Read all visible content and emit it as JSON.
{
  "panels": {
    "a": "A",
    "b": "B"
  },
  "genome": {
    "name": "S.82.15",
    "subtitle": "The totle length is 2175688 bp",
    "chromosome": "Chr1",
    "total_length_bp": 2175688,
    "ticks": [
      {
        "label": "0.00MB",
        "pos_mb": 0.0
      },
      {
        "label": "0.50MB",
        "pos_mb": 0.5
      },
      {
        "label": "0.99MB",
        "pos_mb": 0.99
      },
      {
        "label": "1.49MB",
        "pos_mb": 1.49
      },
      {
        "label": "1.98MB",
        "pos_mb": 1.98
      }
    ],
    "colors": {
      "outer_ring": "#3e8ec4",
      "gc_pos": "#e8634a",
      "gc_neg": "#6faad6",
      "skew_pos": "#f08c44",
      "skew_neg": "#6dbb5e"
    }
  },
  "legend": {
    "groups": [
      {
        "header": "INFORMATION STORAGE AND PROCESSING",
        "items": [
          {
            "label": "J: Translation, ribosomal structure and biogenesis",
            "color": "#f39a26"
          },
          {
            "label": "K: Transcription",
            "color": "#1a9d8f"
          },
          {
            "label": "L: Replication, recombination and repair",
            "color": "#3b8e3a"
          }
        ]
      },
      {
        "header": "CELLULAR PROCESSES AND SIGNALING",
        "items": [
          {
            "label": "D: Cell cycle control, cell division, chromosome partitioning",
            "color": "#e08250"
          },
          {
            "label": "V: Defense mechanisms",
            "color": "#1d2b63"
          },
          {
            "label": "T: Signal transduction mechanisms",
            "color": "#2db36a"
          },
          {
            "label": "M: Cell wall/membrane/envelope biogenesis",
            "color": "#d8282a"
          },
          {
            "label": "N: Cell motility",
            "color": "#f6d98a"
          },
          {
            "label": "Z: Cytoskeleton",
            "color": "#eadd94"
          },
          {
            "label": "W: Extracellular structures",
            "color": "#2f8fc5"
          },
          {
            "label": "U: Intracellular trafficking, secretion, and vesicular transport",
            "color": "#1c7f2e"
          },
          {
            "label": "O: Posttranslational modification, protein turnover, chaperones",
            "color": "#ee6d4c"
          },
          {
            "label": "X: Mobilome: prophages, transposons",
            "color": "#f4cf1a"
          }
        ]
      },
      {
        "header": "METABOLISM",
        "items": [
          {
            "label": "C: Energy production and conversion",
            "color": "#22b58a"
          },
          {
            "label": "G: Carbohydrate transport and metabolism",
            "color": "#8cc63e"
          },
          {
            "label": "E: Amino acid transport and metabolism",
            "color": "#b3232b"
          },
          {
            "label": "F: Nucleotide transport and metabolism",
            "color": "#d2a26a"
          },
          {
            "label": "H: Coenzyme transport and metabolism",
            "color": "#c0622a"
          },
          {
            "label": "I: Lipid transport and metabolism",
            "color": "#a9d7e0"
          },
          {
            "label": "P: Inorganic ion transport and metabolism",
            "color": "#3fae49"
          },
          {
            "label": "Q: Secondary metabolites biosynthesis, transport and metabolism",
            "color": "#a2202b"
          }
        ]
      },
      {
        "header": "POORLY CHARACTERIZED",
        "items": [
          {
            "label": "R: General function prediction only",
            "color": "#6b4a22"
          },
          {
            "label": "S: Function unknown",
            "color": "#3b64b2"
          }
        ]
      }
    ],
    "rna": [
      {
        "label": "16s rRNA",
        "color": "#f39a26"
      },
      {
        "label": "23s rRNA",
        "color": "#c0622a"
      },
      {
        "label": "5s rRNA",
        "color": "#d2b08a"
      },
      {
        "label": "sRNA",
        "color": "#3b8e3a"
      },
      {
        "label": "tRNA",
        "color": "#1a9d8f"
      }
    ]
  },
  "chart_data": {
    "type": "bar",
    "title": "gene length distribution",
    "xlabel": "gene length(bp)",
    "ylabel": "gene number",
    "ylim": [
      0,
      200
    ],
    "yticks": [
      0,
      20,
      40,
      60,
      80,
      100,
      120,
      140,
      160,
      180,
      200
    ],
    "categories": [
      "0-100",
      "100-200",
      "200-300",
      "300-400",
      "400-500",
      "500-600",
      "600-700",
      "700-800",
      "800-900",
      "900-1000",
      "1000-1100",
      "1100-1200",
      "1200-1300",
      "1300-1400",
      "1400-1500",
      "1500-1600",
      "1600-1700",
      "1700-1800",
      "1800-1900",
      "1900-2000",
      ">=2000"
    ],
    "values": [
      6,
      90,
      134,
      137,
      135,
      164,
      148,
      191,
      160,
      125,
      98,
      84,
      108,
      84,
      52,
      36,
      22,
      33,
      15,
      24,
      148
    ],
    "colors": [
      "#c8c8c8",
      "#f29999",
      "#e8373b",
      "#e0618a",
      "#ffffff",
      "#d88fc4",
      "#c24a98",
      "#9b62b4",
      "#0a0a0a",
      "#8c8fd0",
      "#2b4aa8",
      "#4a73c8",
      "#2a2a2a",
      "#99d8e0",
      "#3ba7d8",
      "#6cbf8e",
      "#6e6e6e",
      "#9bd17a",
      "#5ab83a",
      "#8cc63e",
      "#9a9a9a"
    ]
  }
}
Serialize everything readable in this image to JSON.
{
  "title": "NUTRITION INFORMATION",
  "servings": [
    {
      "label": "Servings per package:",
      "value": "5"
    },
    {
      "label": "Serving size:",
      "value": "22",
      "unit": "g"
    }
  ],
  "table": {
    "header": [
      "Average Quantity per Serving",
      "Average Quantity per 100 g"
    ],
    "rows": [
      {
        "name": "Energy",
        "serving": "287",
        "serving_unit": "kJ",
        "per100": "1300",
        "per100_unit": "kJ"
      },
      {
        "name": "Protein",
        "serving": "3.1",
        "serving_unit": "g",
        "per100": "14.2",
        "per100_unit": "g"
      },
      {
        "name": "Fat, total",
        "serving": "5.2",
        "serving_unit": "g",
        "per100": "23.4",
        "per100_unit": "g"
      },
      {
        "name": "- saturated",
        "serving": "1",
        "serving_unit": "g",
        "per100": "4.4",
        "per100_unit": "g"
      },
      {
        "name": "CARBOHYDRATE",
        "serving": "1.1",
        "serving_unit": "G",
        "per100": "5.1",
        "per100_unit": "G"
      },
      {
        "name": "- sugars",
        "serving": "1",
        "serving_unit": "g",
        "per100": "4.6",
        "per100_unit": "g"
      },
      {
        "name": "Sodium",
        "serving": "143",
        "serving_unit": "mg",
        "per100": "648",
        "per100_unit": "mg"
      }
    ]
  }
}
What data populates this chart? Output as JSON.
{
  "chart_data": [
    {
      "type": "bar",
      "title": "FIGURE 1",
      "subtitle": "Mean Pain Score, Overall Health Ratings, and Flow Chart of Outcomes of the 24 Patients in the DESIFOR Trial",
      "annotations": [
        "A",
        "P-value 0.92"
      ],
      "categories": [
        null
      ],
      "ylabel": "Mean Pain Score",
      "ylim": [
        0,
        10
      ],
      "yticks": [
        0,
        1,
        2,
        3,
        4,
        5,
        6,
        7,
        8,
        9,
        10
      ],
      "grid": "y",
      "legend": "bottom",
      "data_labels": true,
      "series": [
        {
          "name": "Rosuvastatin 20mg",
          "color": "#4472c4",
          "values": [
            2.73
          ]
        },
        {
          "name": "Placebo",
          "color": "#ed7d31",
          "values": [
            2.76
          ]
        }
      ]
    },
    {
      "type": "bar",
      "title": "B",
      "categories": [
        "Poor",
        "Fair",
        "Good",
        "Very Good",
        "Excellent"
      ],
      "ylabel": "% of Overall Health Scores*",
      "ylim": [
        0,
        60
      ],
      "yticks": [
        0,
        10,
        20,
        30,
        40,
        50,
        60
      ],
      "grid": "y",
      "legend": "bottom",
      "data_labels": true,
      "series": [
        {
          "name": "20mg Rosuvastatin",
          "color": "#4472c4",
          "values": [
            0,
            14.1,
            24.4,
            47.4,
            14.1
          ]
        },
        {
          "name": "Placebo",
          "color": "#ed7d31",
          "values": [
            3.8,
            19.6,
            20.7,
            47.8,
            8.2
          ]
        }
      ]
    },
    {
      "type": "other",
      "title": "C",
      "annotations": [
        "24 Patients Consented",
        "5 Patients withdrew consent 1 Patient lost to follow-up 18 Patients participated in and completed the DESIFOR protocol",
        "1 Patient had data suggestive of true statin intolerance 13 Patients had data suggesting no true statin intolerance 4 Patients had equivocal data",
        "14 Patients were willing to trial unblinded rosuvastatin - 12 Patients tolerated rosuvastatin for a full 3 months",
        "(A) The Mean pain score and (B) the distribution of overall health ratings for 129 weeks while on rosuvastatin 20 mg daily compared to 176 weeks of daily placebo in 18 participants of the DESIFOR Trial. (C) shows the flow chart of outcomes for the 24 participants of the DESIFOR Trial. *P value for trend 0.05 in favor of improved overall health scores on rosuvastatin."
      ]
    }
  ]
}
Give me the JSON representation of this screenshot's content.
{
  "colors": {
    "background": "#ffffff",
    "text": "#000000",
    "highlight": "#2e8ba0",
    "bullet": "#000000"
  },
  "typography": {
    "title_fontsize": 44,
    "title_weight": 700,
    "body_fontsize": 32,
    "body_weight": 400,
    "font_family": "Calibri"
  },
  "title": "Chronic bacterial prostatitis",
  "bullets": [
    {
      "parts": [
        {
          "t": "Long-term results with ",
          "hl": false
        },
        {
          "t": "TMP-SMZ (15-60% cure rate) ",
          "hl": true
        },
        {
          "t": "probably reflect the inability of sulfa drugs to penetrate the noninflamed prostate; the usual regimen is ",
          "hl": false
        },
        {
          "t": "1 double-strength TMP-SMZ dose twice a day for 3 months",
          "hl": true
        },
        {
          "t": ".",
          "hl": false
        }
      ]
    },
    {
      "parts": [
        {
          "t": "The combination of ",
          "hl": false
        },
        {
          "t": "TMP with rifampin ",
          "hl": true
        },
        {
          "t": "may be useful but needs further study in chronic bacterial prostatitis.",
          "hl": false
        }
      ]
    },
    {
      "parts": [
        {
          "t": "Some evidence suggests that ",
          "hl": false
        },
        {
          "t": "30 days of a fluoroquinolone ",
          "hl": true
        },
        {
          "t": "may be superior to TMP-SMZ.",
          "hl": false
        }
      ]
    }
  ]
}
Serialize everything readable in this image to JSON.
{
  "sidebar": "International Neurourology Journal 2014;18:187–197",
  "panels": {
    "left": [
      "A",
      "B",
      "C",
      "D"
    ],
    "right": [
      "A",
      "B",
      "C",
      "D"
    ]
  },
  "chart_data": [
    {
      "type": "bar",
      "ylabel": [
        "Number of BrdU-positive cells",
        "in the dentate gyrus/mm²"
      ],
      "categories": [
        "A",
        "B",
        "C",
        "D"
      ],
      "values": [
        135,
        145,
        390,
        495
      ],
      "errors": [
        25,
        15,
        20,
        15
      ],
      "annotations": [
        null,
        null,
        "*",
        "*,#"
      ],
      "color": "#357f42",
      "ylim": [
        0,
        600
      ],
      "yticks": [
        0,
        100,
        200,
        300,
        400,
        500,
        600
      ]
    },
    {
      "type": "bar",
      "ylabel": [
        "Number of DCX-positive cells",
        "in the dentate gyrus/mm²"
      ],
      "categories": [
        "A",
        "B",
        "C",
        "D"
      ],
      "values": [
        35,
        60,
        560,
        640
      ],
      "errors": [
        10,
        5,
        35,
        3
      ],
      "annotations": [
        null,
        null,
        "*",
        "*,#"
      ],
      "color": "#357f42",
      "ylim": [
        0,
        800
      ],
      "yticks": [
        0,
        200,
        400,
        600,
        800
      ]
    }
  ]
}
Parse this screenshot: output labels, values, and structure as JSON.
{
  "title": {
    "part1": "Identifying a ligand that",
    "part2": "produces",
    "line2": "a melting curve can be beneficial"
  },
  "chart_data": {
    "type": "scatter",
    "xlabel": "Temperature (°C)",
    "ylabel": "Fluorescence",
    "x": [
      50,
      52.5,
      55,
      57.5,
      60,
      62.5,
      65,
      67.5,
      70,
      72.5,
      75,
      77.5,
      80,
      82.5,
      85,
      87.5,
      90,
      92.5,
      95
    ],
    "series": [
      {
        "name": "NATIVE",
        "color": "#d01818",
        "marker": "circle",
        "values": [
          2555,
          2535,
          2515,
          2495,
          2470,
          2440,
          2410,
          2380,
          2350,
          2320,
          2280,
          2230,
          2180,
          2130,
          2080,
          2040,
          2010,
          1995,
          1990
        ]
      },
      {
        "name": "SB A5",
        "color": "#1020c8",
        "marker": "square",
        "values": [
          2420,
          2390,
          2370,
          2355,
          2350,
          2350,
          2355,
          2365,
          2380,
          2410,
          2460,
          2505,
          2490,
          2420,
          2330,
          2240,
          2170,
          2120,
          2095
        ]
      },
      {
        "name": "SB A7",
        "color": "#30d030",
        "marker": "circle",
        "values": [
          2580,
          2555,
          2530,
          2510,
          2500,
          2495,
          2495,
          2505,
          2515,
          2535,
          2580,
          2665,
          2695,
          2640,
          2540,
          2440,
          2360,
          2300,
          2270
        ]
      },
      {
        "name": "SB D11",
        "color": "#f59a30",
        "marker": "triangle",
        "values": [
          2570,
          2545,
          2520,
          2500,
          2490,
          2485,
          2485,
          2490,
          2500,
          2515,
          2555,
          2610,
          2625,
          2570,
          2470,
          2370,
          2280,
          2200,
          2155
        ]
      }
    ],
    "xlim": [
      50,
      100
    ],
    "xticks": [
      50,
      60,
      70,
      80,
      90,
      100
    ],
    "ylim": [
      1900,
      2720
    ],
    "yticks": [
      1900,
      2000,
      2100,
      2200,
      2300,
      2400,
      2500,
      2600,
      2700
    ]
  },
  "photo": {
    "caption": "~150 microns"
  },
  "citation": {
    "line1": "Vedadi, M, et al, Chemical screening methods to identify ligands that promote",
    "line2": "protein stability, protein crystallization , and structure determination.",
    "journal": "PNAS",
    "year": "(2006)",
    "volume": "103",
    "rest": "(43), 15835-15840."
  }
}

- - -

- Required work:
Figure out how many lines in the entries above contain "positive". Write only that number.

- Answer section:
2